Rows from a figure dataset:
(begin)
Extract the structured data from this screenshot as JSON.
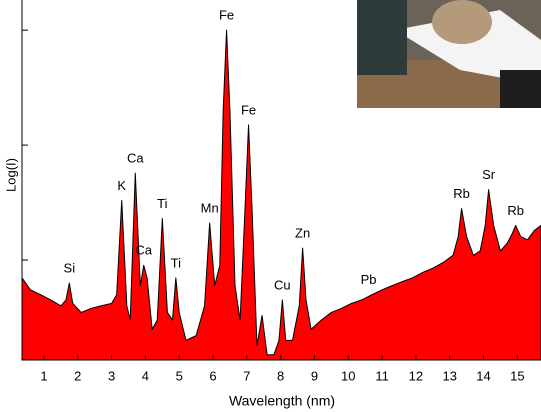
{
  "chart_data": {
    "type": "area",
    "ylabel": "Log(I)",
    "xlabel": "Wavelength (nm)",
    "log_y": true,
    "color": "#ff0000",
    "line_color": "#000000",
    "x": [
      0.35,
      0.6,
      0.9,
      1.2,
      1.5,
      1.65,
      1.75,
      1.85,
      2.1,
      2.4,
      2.7,
      3.0,
      3.15,
      3.3,
      3.45,
      3.55,
      3.7,
      3.85,
      3.95,
      4.05,
      4.2,
      4.35,
      4.5,
      4.65,
      4.8,
      4.9,
      5.0,
      5.2,
      5.5,
      5.75,
      5.9,
      6.05,
      6.2,
      6.3,
      6.4,
      6.5,
      6.65,
      6.8,
      6.95,
      7.05,
      7.15,
      7.3,
      7.45,
      7.6,
      7.8,
      7.95,
      8.05,
      8.15,
      8.35,
      8.55,
      8.65,
      8.75,
      8.9,
      9.2,
      9.5,
      9.8,
      10.1,
      10.4,
      10.7,
      11.0,
      11.3,
      11.6,
      11.9,
      12.2,
      12.5,
      12.8,
      13.1,
      13.25,
      13.35,
      13.5,
      13.7,
      13.9,
      14.05,
      14.15,
      14.3,
      14.5,
      14.7,
      14.85,
      14.95,
      15.1,
      15.3,
      15.5,
      15.7
    ],
    "values": [
      0.7,
      0.55,
      0.5,
      0.45,
      0.4,
      0.45,
      0.63,
      0.42,
      0.35,
      0.38,
      0.4,
      0.42,
      0.5,
      3.3,
      0.4,
      0.3,
      5.7,
      0.6,
      0.9,
      0.7,
      0.25,
      0.3,
      2.3,
      0.35,
      0.3,
      0.7,
      0.35,
      0.2,
      0.22,
      0.4,
      2.1,
      0.6,
      0.9,
      20,
      100,
      20,
      0.6,
      0.3,
      3,
      15,
      3,
      0.18,
      0.33,
      0.15,
      0.15,
      0.2,
      0.45,
      0.2,
      0.2,
      0.4,
      1.27,
      0.45,
      0.25,
      0.3,
      0.35,
      0.38,
      0.42,
      0.45,
      0.5,
      0.55,
      0.6,
      0.65,
      0.7,
      0.78,
      0.85,
      0.95,
      1.1,
      1.6,
      2.8,
      1.6,
      1.1,
      1.2,
      2.0,
      4.1,
      2.0,
      1.2,
      1.4,
      1.7,
      2.0,
      1.6,
      1.5,
      1.8,
      2.0
    ],
    "xlim": [
      0.35,
      15.7
    ],
    "xticks": [
      1,
      2,
      3,
      4,
      5,
      6,
      7,
      8,
      9,
      10,
      11,
      12,
      13,
      14,
      15
    ],
    "ylim": [
      0.135,
      183
    ],
    "yticks": [
      1,
      10,
      100
    ],
    "annotations": [
      {
        "text": "Si",
        "x": 1.75
      },
      {
        "text": "K",
        "x": 3.3
      },
      {
        "text": "Ca",
        "x": 3.7
      },
      {
        "text": "Ca",
        "x": 3.95
      },
      {
        "text": "Ti",
        "x": 4.5
      },
      {
        "text": "Ti",
        "x": 4.9
      },
      {
        "text": "Mn",
        "x": 5.9
      },
      {
        "text": "Fe",
        "x": 6.4
      },
      {
        "text": "Fe",
        "x": 7.05
      },
      {
        "text": "Cu",
        "x": 8.05
      },
      {
        "text": "Zn",
        "x": 8.65
      },
      {
        "text": "Pb",
        "x": 10.6
      },
      {
        "text": "Rb",
        "x": 13.35
      },
      {
        "text": "Sr",
        "x": 14.15
      },
      {
        "text": "Rb",
        "x": 14.95
      }
    ]
  }
}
(end)
*Exercise task*
From start to finish, output the listing exactly, but omit its pictures.

*Written response*
Extract the structured data from this screenshot as JSON.
{
  "chart_data": {
    "type": "area",
    "ylabel": "Log(I)",
    "xlabel": "Wavelength (nm)",
    "log_y": true,
    "color": "#ff0000",
    "line_color": "#000000",
    "x": [
      0.35,
      0.6,
      0.9,
      1.2,
      1.5,
      1.65,
      1.75,
      1.85,
      2.1,
      2.4,
      2.7,
      3.0,
      3.15,
      3.3,
      3.45,
      3.55,
      3.7,
      3.85,
      3.95,
      4.05,
      4.2,
      4.35,
      4.5,
      4.65,
      4.8,
      4.9,
      5.0,
      5.2,
      5.5,
      5.75,
      5.9,
      6.05,
      6.2,
      6.3,
      6.4,
      6.5,
      6.65,
      6.8,
      6.95,
      7.05,
      7.15,
      7.3,
      7.45,
      7.6,
      7.8,
      7.95,
      8.05,
      8.15,
      8.35,
      8.55,
      8.65,
      8.75,
      8.9,
      9.2,
      9.5,
      9.8,
      10.1,
      10.4,
      10.7,
      11.0,
      11.3,
      11.6,
      11.9,
      12.2,
      12.5,
      12.8,
      13.1,
      13.25,
      13.35,
      13.5,
      13.7,
      13.9,
      14.05,
      14.15,
      14.3,
      14.5,
      14.7,
      14.85,
      14.95,
      15.1,
      15.3,
      15.5,
      15.7
    ],
    "values": [
      0.7,
      0.55,
      0.5,
      0.45,
      0.4,
      0.45,
      0.63,
      0.42,
      0.35,
      0.38,
      0.4,
      0.42,
      0.5,
      3.3,
      0.4,
      0.3,
      5.7,
      0.6,
      0.9,
      0.7,
      0.25,
      0.3,
      2.3,
      0.35,
      0.3,
      0.7,
      0.35,
      0.2,
      0.22,
      0.4,
      2.1,
      0.6,
      0.9,
      20,
      100,
      20,
      0.6,
      0.3,
      3,
      15,
      3,
      0.18,
      0.33,
      0.15,
      0.15,
      0.2,
      0.45,
      0.2,
      0.2,
      0.4,
      1.27,
      0.45,
      0.25,
      0.3,
      0.35,
      0.38,
      0.42,
      0.45,
      0.5,
      0.55,
      0.6,
      0.65,
      0.7,
      0.78,
      0.85,
      0.95,
      1.1,
      1.6,
      2.8,
      1.6,
      1.1,
      1.2,
      2.0,
      4.1,
      2.0,
      1.2,
      1.4,
      1.7,
      2.0,
      1.6,
      1.5,
      1.8,
      2.0
    ],
    "xlim": [
      0.35,
      15.7
    ],
    "xticks": [
      1,
      2,
      3,
      4,
      5,
      6,
      7,
      8,
      9,
      10,
      11,
      12,
      13,
      14,
      15
    ],
    "ylim": [
      0.135,
      183
    ],
    "yticks": [
      1,
      10,
      100
    ],
    "annotations": [
      {
        "text": "Si",
        "x": 1.75
      },
      {
        "text": "K",
        "x": 3.3
      },
      {
        "text": "Ca",
        "x": 3.7
      },
      {
        "text": "Ca",
        "x": 3.95
      },
      {
        "text": "Ti",
        "x": 4.5
      },
      {
        "text": "Ti",
        "x": 4.9
      },
      {
        "text": "Mn",
        "x": 5.9
      },
      {
        "text": "Fe",
        "x": 6.4
      },
      {
        "text": "Fe",
        "x": 7.05
      },
      {
        "text": "Cu",
        "x": 8.05
      },
      {
        "text": "Zn",
        "x": 8.65
      },
      {
        "text": "Pb",
        "x": 10.6
      },
      {
        "text": "Rb",
        "x": 13.35
      },
      {
        "text": "Sr",
        "x": 14.15
      },
      {
        "text": "Rb",
        "x": 14.95
      }
    ]
  }
}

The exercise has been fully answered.